> **Figure collection entries**
* * *

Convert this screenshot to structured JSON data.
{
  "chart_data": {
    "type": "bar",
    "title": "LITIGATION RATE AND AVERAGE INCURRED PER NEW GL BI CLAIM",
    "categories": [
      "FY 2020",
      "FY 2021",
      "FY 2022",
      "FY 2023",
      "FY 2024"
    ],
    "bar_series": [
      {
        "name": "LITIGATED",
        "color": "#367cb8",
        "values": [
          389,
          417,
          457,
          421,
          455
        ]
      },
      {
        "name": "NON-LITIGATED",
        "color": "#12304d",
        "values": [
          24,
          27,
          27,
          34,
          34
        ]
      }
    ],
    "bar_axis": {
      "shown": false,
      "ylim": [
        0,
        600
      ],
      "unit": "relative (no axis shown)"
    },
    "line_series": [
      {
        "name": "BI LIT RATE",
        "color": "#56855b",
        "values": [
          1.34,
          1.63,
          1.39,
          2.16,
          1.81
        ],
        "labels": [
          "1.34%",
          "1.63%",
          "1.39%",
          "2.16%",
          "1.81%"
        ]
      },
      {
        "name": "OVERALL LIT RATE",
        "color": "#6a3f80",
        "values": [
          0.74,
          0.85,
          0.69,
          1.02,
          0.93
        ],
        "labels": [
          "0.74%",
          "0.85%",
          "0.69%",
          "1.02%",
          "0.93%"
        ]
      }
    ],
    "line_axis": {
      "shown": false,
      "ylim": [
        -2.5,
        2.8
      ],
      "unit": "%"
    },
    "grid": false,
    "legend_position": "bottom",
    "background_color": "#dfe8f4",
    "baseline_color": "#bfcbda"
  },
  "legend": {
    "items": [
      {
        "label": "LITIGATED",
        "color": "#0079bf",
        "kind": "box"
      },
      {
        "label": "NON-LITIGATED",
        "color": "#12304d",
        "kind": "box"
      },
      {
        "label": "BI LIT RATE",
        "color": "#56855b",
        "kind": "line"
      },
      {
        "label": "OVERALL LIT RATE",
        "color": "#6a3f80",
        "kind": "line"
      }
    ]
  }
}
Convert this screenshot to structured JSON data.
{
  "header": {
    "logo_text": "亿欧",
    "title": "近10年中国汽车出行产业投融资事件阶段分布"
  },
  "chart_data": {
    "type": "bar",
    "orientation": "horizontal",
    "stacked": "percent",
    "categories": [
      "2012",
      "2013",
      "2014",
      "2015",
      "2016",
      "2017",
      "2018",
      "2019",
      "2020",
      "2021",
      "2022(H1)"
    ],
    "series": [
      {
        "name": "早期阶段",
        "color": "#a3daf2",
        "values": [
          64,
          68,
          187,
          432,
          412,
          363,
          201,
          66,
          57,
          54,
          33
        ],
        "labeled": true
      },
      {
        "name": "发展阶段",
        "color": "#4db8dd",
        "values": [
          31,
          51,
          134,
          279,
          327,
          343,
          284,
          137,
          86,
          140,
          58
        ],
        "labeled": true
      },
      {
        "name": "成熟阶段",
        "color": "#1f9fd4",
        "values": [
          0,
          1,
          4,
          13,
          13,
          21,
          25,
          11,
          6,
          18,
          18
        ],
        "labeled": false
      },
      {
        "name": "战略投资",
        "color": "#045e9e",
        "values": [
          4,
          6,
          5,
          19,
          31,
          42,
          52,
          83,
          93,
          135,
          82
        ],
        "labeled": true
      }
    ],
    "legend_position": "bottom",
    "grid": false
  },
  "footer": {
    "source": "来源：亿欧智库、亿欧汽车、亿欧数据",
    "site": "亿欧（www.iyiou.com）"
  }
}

* * *

> **WHAT TO DO**
Each line of the listing should be echoed back exactly.

> **ANSWER TO THIS EXERCISE**
Convert this screenshot to structured JSON data.
{
  "chart_data": {
    "type": "bar",
    "title": "LITIGATION RATE AND AVERAGE INCURRED PER NEW GL BI CLAIM",
    "categories": [
      "FY 2020",
      "FY 2021",
      "FY 2022",
      "FY 2023",
      "FY 2024"
    ],
    "bar_series": [
      {
        "name": "LITIGATED",
        "color": "#367cb8",
        "values": [
          389,
          417,
          457,
          421,
          455
        ]
      },
      {
        "name": "NON-LITIGATED",
        "color": "#12304d",
        "values": [
          24,
          27,
          27,
          34,
          34
        ]
      }
    ],
    "bar_axis": {
      "shown": false,
      "ylim": [
        0,
        600
      ],
      "unit": "relative (no axis shown)"
    },
    "line_series": [
      {
        "name": "BI LIT RATE",
        "color": "#56855b",
        "values": [
          1.34,
          1.63,
          1.39,
          2.16,
          1.81
        ],
        "labels": [
          "1.34%",
          "1.63%",
          "1.39%",
          "2.16%",
          "1.81%"
        ]
      },
      {
        "name": "OVERALL LIT RATE",
        "color": "#6a3f80",
        "values": [
          0.74,
          0.85,
          0.69,
          1.02,
          0.93
        ],
        "labels": [
          "0.74%",
          "0.85%",
          "0.69%",
          "1.02%",
          "0.93%"
        ]
      }
    ],
    "line_axis": {
      "shown": false,
      "ylim": [
        -2.5,
        2.8
      ],
      "unit": "%"
    },
    "grid": false,
    "legend_position": "bottom",
    "background_color": "#dfe8f4",
    "baseline_color": "#bfcbda"
  },
  "legend": {
    "items": [
      {
        "label": "LITIGATED",
        "color": "#0079bf",
        "kind": "box"
      },
      {
        "label": "NON-LITIGATED",
        "color": "#12304d",
        "kind": "box"
      },
      {
        "label": "BI LIT RATE",
        "color": "#56855b",
        "kind": "line"
      },
      {
        "label": "OVERALL LIT RATE",
        "color": "#6a3f80",
        "kind": "line"
      }
    ]
  }
}
Convert this screenshot to structured JSON data.
{
  "header": {
    "logo_text": "亿欧",
    "title": "近10年中国汽车出行产业投融资事件阶段分布"
  },
  "chart_data": {
    "type": "bar",
    "orientation": "horizontal",
    "stacked": "percent",
    "categories": [
      "2012",
      "2013",
      "2014",
      "2015",
      "2016",
      "2017",
      "2018",
      "2019",
      "2020",
      "2021",
      "2022(H1)"
    ],
    "series": [
      {
        "name": "早期阶段",
        "color": "#a3daf2",
        "values": [
          64,
          68,
          187,
          432,
          412,
          363,
          201,
          66,
          57,
          54,
          33
        ],
        "labeled": true
      },
      {
        "name": "发展阶段",
        "color": "#4db8dd",
        "values": [
          31,
          51,
          134,
          279,
          327,
          343,
          284,
          137,
          86,
          140,
          58
        ],
        "labeled": true
      },
      {
        "name": "成熟阶段",
        "color": "#1f9fd4",
        "values": [
          0,
          1,
          4,
          13,
          13,
          21,
          25,
          11,
          6,
          18,
          18
        ],
        "labeled": false
      },
      {
        "name": "战略投资",
        "color": "#045e9e",
        "values": [
          4,
          6,
          5,
          19,
          31,
          42,
          52,
          83,
          93,
          135,
          82
        ],
        "labeled": true
      }
    ],
    "legend_position": "bottom",
    "grid": false
  },
  "footer": {
    "source": "来源：亿欧智库、亿欧汽车、亿欧数据",
    "site": "亿欧（www.iyiou.com）"
  }
}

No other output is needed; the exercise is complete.